What the exercise asks:
Reproduce verbatim the entries from the line containing "Output each element" through the line containing "colorbar-tick-label: 0 bbox=[542, 617, 547, 626]", both lines included.

######

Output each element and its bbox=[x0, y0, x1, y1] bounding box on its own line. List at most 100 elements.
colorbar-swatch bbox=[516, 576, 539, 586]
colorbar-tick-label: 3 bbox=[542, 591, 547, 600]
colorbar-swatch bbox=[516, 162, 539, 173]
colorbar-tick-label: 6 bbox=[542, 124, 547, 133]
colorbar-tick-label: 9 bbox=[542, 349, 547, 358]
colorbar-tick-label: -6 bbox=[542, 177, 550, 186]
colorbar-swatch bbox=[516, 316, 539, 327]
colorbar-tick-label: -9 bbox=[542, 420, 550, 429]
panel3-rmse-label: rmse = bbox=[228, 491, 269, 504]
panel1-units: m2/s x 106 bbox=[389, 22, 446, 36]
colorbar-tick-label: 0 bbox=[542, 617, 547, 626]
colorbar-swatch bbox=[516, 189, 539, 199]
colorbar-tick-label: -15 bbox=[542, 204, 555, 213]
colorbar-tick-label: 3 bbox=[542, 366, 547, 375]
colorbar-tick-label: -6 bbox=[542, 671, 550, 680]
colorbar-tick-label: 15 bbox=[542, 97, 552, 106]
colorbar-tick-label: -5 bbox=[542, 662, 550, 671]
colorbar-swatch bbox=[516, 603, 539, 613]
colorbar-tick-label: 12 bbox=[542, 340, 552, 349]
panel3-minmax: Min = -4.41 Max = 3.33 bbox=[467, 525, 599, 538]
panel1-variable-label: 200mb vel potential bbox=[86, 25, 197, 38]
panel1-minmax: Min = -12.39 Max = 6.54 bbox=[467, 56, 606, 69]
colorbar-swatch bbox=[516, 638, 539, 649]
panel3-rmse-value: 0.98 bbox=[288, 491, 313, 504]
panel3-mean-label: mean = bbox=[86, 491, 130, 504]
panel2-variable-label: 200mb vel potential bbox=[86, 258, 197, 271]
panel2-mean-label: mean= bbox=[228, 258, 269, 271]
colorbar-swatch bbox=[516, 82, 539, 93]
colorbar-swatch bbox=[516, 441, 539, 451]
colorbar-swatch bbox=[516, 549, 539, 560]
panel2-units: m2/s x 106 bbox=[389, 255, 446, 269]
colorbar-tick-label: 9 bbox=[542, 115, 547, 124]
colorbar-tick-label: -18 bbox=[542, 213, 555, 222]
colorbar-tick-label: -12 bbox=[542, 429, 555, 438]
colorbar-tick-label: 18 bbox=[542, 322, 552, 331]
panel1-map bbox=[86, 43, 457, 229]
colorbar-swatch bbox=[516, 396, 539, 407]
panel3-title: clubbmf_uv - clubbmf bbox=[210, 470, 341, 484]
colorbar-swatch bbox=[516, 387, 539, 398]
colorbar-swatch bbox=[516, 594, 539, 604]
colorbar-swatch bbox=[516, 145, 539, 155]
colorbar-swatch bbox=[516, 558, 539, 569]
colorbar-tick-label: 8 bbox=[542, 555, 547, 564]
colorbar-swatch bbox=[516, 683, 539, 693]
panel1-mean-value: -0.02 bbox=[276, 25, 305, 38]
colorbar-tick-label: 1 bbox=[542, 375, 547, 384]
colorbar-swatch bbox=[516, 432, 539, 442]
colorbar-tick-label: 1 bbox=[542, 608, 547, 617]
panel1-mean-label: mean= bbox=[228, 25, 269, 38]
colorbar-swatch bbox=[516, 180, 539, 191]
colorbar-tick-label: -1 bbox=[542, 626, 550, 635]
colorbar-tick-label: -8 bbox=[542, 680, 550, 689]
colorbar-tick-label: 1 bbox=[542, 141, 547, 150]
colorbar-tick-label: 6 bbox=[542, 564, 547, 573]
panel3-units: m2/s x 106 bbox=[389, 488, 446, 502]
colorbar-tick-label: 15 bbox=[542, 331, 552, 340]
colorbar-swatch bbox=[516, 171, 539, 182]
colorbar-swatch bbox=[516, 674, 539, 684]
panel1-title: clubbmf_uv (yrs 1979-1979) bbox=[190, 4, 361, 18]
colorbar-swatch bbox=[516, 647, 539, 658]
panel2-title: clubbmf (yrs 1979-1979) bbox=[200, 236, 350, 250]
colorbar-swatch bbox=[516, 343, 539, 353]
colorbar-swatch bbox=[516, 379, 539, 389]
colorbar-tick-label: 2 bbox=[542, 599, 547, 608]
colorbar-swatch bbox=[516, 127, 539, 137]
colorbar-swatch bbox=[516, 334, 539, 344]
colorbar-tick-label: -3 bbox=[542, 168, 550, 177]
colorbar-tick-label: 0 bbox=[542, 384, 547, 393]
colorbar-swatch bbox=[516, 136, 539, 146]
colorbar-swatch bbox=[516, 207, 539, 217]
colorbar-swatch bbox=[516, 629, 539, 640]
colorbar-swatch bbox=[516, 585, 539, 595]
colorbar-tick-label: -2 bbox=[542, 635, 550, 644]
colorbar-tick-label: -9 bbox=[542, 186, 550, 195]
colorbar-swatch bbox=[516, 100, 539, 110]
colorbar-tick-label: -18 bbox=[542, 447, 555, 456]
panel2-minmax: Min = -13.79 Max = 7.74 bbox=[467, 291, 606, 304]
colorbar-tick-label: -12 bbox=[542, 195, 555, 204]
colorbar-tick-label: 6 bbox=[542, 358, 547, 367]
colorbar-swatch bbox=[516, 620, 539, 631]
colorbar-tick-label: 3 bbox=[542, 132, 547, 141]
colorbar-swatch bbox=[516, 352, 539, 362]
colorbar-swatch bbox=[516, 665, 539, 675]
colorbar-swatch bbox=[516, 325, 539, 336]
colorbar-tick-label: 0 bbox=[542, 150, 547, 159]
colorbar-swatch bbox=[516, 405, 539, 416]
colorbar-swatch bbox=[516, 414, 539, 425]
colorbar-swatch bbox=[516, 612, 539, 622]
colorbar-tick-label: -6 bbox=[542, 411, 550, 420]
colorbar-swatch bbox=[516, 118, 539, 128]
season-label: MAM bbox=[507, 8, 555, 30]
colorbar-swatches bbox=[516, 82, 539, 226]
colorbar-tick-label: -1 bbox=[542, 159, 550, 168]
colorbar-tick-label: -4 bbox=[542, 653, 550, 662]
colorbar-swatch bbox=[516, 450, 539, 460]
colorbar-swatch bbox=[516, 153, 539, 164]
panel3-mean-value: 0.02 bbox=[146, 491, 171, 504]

######

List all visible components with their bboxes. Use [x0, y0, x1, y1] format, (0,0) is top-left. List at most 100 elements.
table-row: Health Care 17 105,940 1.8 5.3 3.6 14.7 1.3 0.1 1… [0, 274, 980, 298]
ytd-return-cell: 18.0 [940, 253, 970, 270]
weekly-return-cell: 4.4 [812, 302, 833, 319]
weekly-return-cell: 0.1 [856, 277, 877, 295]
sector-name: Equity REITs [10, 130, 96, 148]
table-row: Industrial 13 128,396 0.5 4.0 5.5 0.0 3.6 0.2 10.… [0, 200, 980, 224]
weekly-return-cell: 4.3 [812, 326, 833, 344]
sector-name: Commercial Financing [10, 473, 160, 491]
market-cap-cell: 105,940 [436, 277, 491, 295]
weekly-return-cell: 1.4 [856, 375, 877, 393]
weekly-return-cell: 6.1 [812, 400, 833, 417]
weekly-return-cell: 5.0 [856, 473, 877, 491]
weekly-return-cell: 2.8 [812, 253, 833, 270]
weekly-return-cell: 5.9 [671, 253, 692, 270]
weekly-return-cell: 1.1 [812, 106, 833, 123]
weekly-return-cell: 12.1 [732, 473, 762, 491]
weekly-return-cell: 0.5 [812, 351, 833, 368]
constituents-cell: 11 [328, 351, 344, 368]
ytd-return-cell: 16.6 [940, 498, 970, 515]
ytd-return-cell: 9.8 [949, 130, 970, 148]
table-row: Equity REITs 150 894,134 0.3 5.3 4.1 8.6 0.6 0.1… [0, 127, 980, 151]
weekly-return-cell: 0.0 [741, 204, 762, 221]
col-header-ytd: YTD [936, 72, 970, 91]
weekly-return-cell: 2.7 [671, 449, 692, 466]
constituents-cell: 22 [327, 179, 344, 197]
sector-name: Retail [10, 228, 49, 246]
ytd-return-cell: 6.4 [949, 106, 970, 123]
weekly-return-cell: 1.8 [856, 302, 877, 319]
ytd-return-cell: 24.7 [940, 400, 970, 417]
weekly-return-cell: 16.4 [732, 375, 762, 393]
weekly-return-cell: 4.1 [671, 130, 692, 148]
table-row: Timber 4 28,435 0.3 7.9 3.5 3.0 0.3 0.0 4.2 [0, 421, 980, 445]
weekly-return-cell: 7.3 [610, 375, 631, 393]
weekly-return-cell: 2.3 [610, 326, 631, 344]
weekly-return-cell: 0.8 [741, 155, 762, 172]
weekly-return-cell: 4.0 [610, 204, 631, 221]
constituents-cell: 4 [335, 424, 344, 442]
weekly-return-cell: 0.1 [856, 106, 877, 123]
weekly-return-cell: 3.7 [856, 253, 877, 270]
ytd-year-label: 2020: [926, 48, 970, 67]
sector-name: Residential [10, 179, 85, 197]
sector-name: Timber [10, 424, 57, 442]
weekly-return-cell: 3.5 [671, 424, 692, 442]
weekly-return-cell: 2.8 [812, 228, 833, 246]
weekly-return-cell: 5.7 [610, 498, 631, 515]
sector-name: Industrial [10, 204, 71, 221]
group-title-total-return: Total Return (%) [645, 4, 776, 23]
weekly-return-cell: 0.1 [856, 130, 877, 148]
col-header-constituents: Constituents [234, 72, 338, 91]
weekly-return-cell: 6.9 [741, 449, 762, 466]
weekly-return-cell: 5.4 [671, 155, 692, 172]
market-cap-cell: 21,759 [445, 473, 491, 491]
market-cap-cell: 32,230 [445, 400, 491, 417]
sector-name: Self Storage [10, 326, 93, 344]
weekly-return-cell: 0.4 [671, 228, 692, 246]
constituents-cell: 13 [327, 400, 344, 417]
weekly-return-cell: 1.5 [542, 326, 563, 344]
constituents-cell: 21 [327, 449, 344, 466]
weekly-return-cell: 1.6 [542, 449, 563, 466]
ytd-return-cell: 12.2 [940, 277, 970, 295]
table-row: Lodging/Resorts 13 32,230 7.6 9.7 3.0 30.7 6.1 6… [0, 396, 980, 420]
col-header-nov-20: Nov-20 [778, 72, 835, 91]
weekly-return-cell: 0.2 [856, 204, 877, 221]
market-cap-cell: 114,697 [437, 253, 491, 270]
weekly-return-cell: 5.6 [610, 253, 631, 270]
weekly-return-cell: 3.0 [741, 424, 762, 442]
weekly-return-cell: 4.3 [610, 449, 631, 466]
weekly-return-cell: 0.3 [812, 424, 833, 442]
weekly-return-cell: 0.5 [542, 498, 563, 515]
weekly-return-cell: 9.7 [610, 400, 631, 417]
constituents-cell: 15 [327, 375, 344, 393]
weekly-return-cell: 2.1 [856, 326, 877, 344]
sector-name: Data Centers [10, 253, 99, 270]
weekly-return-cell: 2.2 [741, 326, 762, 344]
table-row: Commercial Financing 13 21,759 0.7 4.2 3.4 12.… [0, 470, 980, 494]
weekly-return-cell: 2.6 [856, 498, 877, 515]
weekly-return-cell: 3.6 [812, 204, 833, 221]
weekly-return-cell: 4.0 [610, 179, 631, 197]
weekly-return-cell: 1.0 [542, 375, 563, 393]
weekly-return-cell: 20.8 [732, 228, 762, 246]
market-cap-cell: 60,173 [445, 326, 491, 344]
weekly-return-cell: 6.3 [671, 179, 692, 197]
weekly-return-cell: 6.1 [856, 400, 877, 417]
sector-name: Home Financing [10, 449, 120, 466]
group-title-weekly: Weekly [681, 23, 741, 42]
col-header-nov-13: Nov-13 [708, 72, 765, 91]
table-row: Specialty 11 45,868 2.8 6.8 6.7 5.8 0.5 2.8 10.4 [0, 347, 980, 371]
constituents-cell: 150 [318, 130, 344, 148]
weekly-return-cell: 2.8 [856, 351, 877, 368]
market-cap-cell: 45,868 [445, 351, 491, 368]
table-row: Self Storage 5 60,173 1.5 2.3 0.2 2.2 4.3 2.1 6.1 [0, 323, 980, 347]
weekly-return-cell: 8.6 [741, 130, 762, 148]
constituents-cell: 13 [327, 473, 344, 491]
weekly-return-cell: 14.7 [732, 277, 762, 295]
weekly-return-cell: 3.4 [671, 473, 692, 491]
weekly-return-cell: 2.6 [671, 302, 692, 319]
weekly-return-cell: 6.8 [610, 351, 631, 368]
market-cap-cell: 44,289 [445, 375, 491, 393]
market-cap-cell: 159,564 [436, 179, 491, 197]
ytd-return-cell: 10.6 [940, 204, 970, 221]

######

Answer below:
Output each element and its bbox=[x0, y0, x1, y1] bounding box on its own line. List at most 100 elements.
colorbar-swatch bbox=[516, 576, 539, 586]
colorbar-tick-label: 3 bbox=[542, 591, 547, 600]
colorbar-swatch bbox=[516, 162, 539, 173]
colorbar-tick-label: 6 bbox=[542, 124, 547, 133]
colorbar-tick-label: 9 bbox=[542, 349, 547, 358]
colorbar-tick-label: -6 bbox=[542, 177, 550, 186]
colorbar-swatch bbox=[516, 316, 539, 327]
colorbar-tick-label: -9 bbox=[542, 420, 550, 429]
panel3-rmse-label: rmse = bbox=[228, 491, 269, 504]
panel1-units: m2/s x 106 bbox=[389, 22, 446, 36]
colorbar-tick-label: 0 bbox=[542, 617, 547, 626]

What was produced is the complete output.